-- start Supplied text --

Issam El Maach (; born 1 February 2001) is a professional footballer who plays as a goalkeeper for Eredivisie club FC Twente. Born in the Netherlands, he represents Morocco at under-23 international level.

Club career

Early career
Born in Heerlen and raised in Helmond to Moroccan parents, El Maach began his football career with local club RKSV MULO before being recruited to the youth ranks of VVV-Venlo. In 2016 he moved to the youth academy of SBV Vitesse, from where he was scouted and joined the Ajax Youth Academy a year later.

Ajax
El Maach signed a two-year contract with Ajax in 2017 with an option for an additional year. He made his professional debut with the reserves team Jong Ajax in the Eerste Divisie on 18 January 2018 in a 4–1 loss to RKC Waalwijk. Jong Ajax ended the season as champions of the second division, becoming the first reserves team to win a championship since the introduction of reserves teams in professional football in the Netherlands.

He made his first team debut on 11 January 2019 in a friendly game against Brazilian club Flamengo in the Florida Cup.

-- end Supplied text --
-- start Data supplied --

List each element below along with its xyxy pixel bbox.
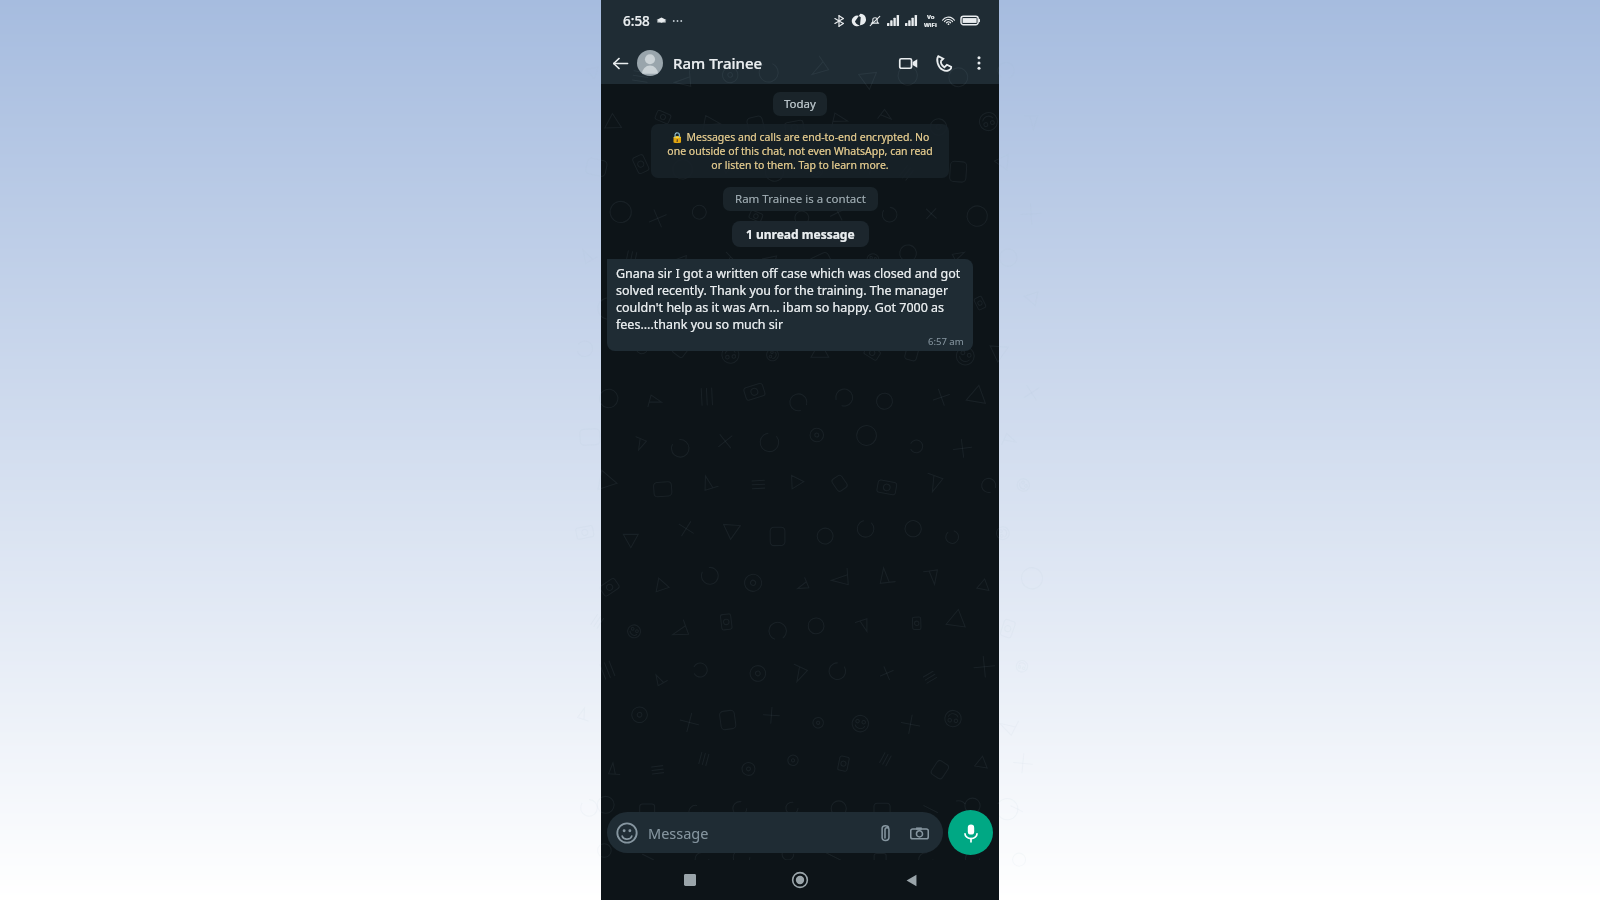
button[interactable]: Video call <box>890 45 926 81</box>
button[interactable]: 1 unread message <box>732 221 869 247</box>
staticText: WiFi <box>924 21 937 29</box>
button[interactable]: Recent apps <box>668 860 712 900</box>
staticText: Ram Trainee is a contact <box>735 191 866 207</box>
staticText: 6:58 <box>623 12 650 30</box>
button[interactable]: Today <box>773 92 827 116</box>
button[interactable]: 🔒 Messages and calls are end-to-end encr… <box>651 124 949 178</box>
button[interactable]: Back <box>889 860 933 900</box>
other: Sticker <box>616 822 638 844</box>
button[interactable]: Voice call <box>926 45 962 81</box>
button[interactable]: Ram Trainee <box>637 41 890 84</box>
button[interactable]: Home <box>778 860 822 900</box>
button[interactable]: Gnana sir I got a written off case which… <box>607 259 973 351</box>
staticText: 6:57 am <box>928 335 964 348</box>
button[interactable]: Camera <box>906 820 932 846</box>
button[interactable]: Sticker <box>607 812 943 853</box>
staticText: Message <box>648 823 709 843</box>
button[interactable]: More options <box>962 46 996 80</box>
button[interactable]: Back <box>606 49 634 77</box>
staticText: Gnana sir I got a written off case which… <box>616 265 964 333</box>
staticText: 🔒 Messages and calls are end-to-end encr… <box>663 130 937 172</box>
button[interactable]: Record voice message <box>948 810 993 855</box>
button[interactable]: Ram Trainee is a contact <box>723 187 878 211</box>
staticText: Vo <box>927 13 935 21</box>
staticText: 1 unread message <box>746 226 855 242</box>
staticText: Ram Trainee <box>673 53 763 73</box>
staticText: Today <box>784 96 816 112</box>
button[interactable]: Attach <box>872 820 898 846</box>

-- end Data supplied --

Exercise.
In the text about Issam El Maach, which clubs did he belong to before he went to the Ajax Youth Academy? Give them in the order he joined.

Exercise solution.
RKSV MULO, VVV-Venlo, SBV Vitesse